ТРЕБОВАНИЯ К ЗАДАНИЯМ:
1) Опираясь на отрывок воспоминаний о жизни после лагеря, объясните в одном–трех предложениях, почему угрозы женщины отправить рассказчицу обратно в лагерь ее не пугали.
2) Допишите отрывок воспоминаний о жизни после лагеря, продолжив его с последнего предложения.

ФРАГМЕНТ ДОКУМЕНТА:
- - -

Я довольно быстро приспособилась и молча исполняла все указания этой женщины. И держала удар, даже когда ее упреки были невыносимы. Часто, чтобы добиться от меня послушания, она угрожала отправить меня обратно в лагерь: «Хочешь туда вернуться? Мало тебе было палок, которыми тебя лупили немцы?» В таких случаях я ничего не отвечала и никак не реагировала. Но и страха никакого не ощущала. Я ее не боялась. И лагеря тоже. Мне сказали, что там уже никого нет. Так чего ж бояться?
Должна сказать, что после того, что я видела в Биркенау, я уже ничего не боялась. Теперь моя жизнь пошла под гору. А в глубине души, особенно по ночам, теплилась острая тоска: мама, где ты? Мама, вернись и забери меня! Я вполголоса повторяла эти слова, глядя в окно моей комнаты на небо, на звезды и луну. Как знать, может, мама тоже на них смотрит? Я никогда тебя не забуду, мама. И никогда не забуду, кто я. Я Людмила, твоя маленькая Люда.

- - -

СОХРАНЕННЫЕ ДАННЫЕ:

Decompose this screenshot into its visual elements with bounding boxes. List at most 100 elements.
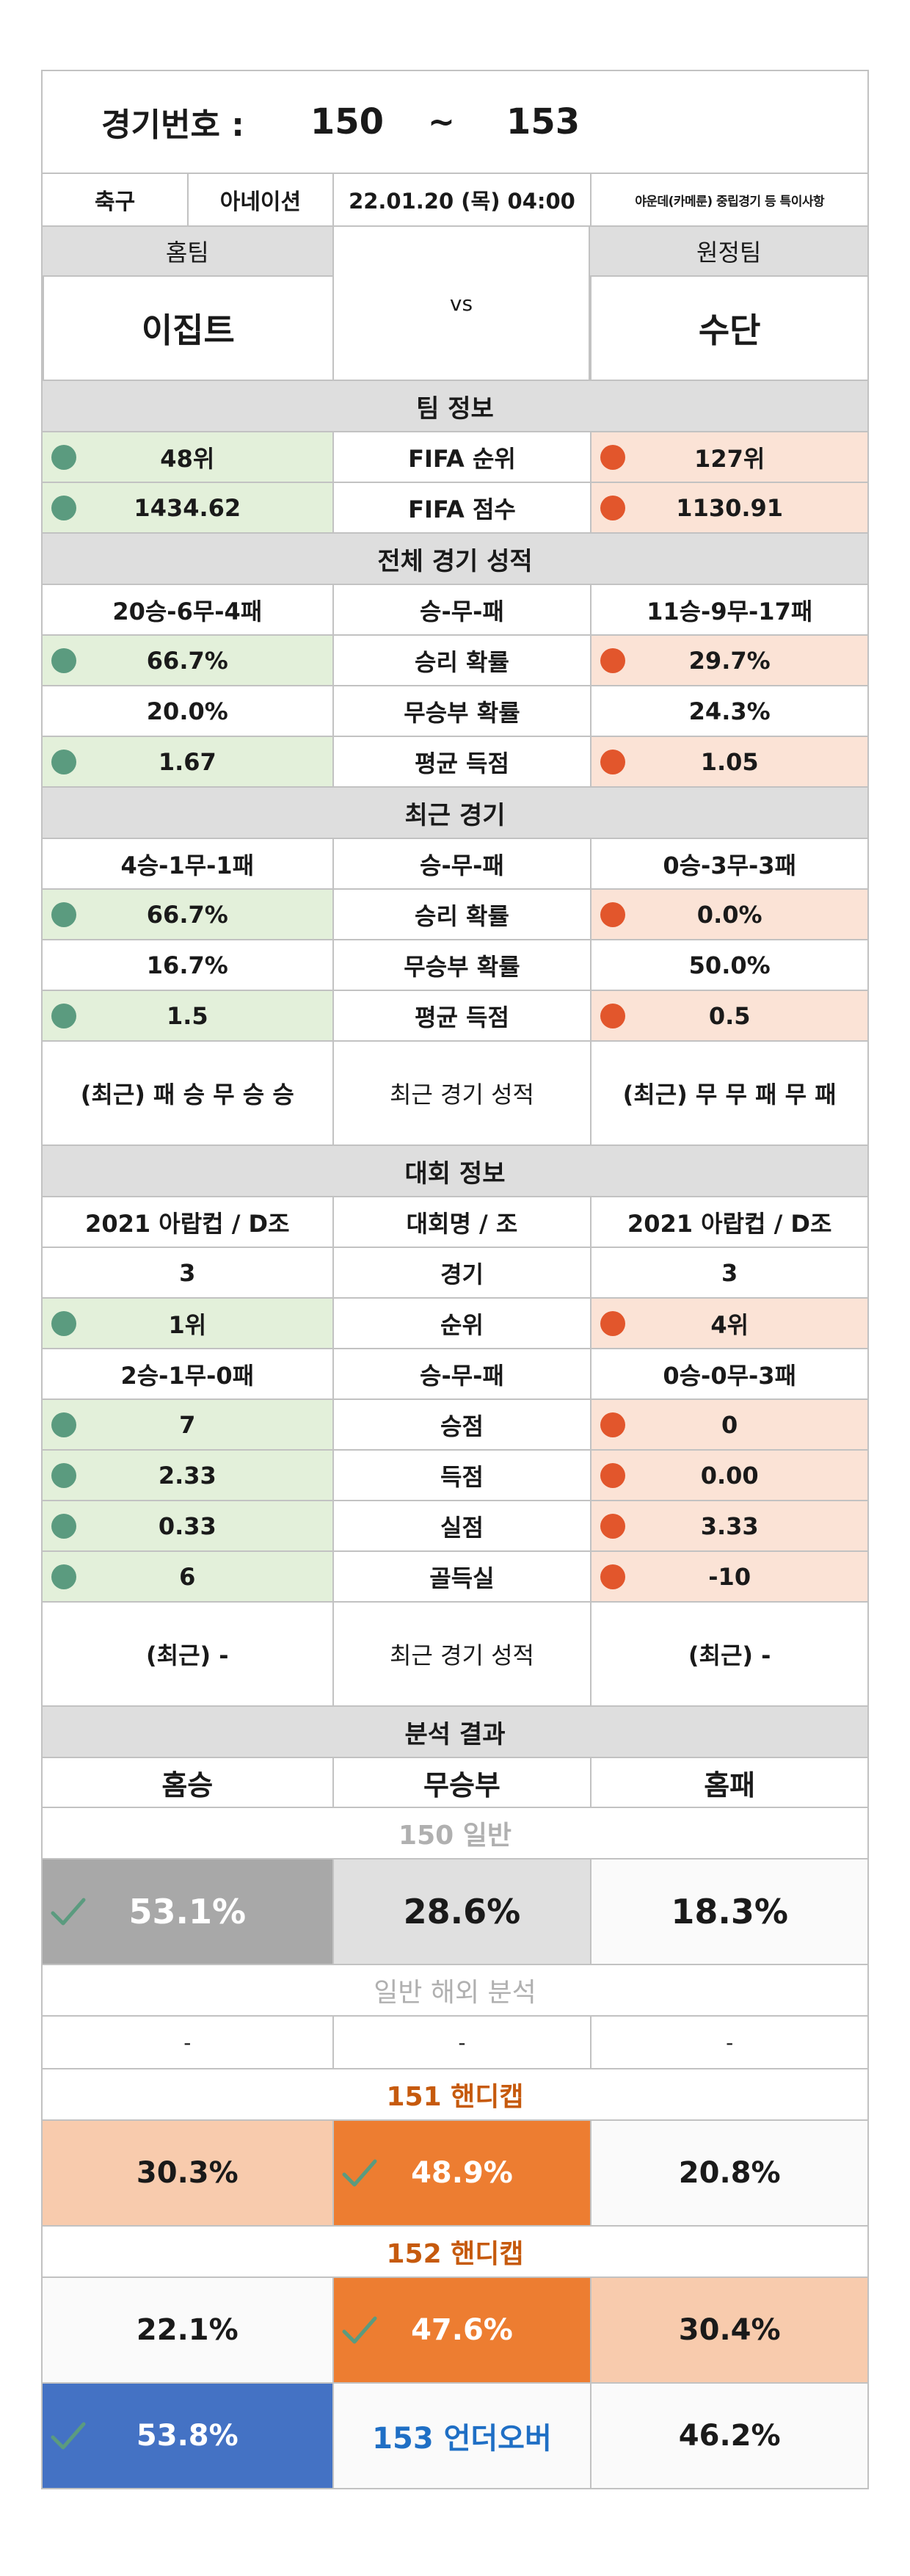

- - -

РЕЗУЛЬТАТЫ:
1) Рассказчице сказали, что в лагере уже никого нет, поэтому она не видела причин его бояться. Кроме того, после увиденного в Биркенау она вообще перестала чего-либо бояться.

2)
Наутро после моего прибытия я проснулась совершенно разбитой. Мне удалось поспать, но отдохнуть не удалось. Я сразу не поняла, где нахожусь, но потом сориентировалась: опустевший лагерь, женщина в черной шубке, вот она машет мне, чтобы я шла за ней по заледеневшей тропинке, там холодно, а здесь тепло, мягкая постель… И я вдруг быстро спрыгнула с этой постели, словно мне опять надо было на утреннюю поверку, и, кажется, что-то уронила.
Пани Бронислава услышала, что я проснулась, и вошла в комнату. Я даже спрятаться не успела. А она позвала меня на кухню. Передо мной поставили дымящуюся миску с теплым супом. Что это за суп, я не знала, но запах от него шел опьяняющий. Я начала его пить сначала маленькими глотками, потом большими и жадными. Ко мне вернулся голод, который постоянно мучил меня в лагере. А тут желудок вдруг насытился. Обе женщины, пани Бронислава и ее мать, наблюдали за мной, отойдя на несколько шагов, и удовлетворенно переглядывались. Я вела себя почти хорошо, начала довольно быстро привыкать и, слава богу, поела. Ну, по крайней мере, они так подумали.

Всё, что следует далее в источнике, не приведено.